# Direction
Retype the records below word for word and omit any image.
□ □ □ □ □
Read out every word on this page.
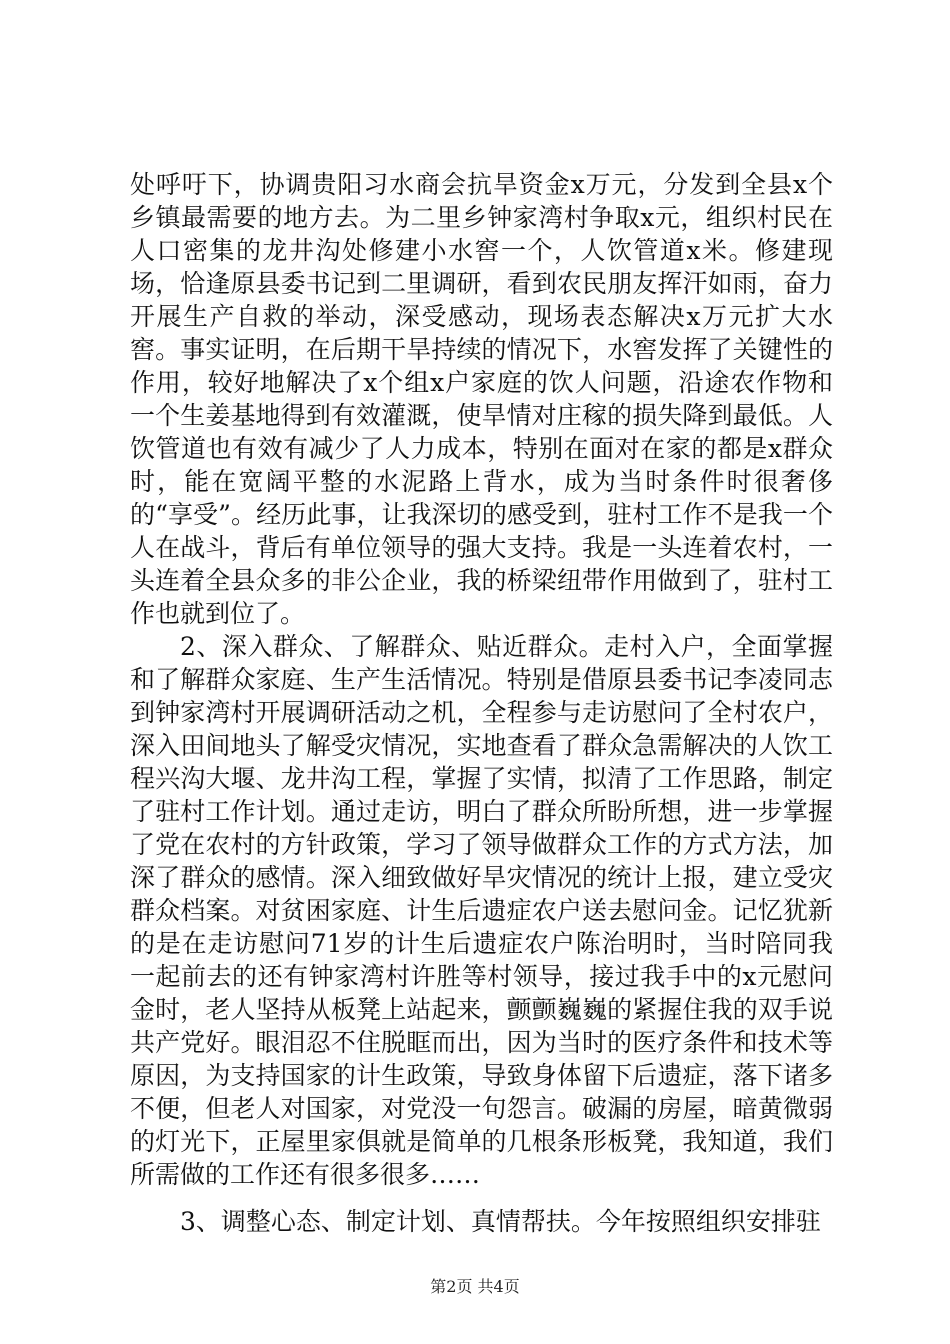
处呼吁下，协调贵阳习水商会抗旱资金x万元，分发到全县x个乡镇最需要的地方去。为二里乡钟家湾村争取x元，组织村民在人口密集的龙井沟处修建小水窖一个，人饮管道x米。修建现场，恰逢原县委书记到二里调研，看到农民朋友挥汗如雨，奋力开展生产自救的举动，深受感动，现场表态解决x万元扩大水窖。事实证明，在后期干旱持续的情况下，水窖发挥了关键性的作用，较好地解决了x个组x户家庭的饮人问题，沿途农作物和一个生姜基地得到有效灌溉，使旱情对庄稼的损失降到最低。人饮管道也有效有减少了人力成本，特别在面对在家的都是x群众时，能在宽阔平整的水泥路上背水，成为当时条件时很奢侈的“享受”。经历此事，让我深切的感受到，驻村工作不是我一个人在战斗，背后有单位领导的强大支持。我是一头连着农村，一头连着全县众多的非公企业，我的桥梁纽带作用做到了，驻村工作也就到位了。

2、深入群众、了解群众、贴近群众。走村入户，全面掌握和了解群众家庭、生产生活情况。特别是借原县委书记李凌同志到钟家湾村开展调研活动之机，全程参与走访慰问了全村农户，深入田间地头了解受灾情况，实地查看了群众急需解决的人饮工程兴沟大堰、龙井沟工程，掌握了实情，拟清了工作思路，制定了驻村工作计划。通过走访，明白了群众所盼所想，进一步掌握了党在农村的方针政策，学习了领导做群众工作的方式方法，加深了群众的感情。深入细致做好旱灾情况的统计上报，建立受灾群众档案。对贫困家庭、计生后遗症农户送去慰问金。记忆犹新的是在走访慰问71岁的计生后遗症农户陈治明时，当时陪同我一起前去的还有钟家湾村许胜等村领导，接过我手中的x元慰问金时，老人坚持从板凳上站起来，颤颤巍巍的紧握住我的双手说共产党好。眼泪忍不住脱眶而出，因为当时的医疗条件和技术等原因，为支持国家的计生政策，导致身体留下后遗症，落下诸多不便，但老人对国家，对党没一句怨言。破漏的房屋，暗黄微弱的灯光下，正屋里家俱就是简单的几根条形板凳，我知道，我们所需做的工作还有很多很多……

3、调整心态、制定计划、真情帮扶。今年按照组织安排驻

第2页 共4页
□ □ □ □ □
# Task output
Read out every word on this page.
处呼吁下，协调贵阳习水商会抗旱资金x万元，分发到全县x个乡镇最需要的地方去。为二里乡钟家湾村争取x元，组织村民在人口密集的龙井沟处修建小水窖一个，人饮管道x米。修建现场，恰逢原县委书记到二里调研，看到农民朋友挥汗如雨，奋力开展生产自救的举动，深受感动，现场表态解决x万元扩大水窖。事实证明，在后期干旱持续的情况下，水窖发挥了关键性的作用，较好地解决了x个组x户家庭的饮人问题，沿途农作物和一个生姜基地得到有效灌溉，使旱情对庄稼的损失降到最低。人饮管道也有效有减少了人力成本，特别在面对在家的都是x群众时，能在宽阔平整的水泥路上背水，成为当时条件时很奢侈的“享受”。经历此事，让我深切的感受到，驻村工作不是我一个人在战斗，背后有单位领导的强大支持。我是一头连着农村，一头连着全县众多的非公企业，我的桥梁纽带作用做到了，驻村工作也就到位了。

2、深入群众、了解群众、贴近群众。走村入户，全面掌握和了解群众家庭、生产生活情况。特别是借原县委书记李凌同志到钟家湾村开展调研活动之机，全程参与走访慰问了全村农户，深入田间地头了解受灾情况，实地查看了群众急需解决的人饮工程兴沟大堰、龙井沟工程，掌握了实情，拟清了工作思路，制定了驻村工作计划。通过走访，明白了群众所盼所想，进一步掌握了党在农村的方针政策，学习了领导做群众工作的方式方法，加深了群众的感情。深入细致做好旱灾情况的统计上报，建立受灾群众档案。对贫困家庭、计生后遗症农户送去慰问金。记忆犹新的是在走访慰问71岁的计生后遗症农户陈治明时，当时陪同我一起前去的还有钟家湾村许胜等村领导，接过我手中的x元慰问金时，老人坚持从板凳上站起来，颤颤巍巍的紧握住我的双手说共产党好。眼泪忍不住脱眶而出，因为当时的医疗条件和技术等原因，为支持国家的计生政策，导致身体留下后遗症，落下诸多不便，但老人对国家，对党没一句怨言。破漏的房屋，暗黄微弱的灯光下，正屋里家俱就是简单的几根条形板凳，我知道，我们所需做的工作还有很多很多……

3、调整心态、制定计划、真情帮扶。今年按照组织安排驻

第2页 共4页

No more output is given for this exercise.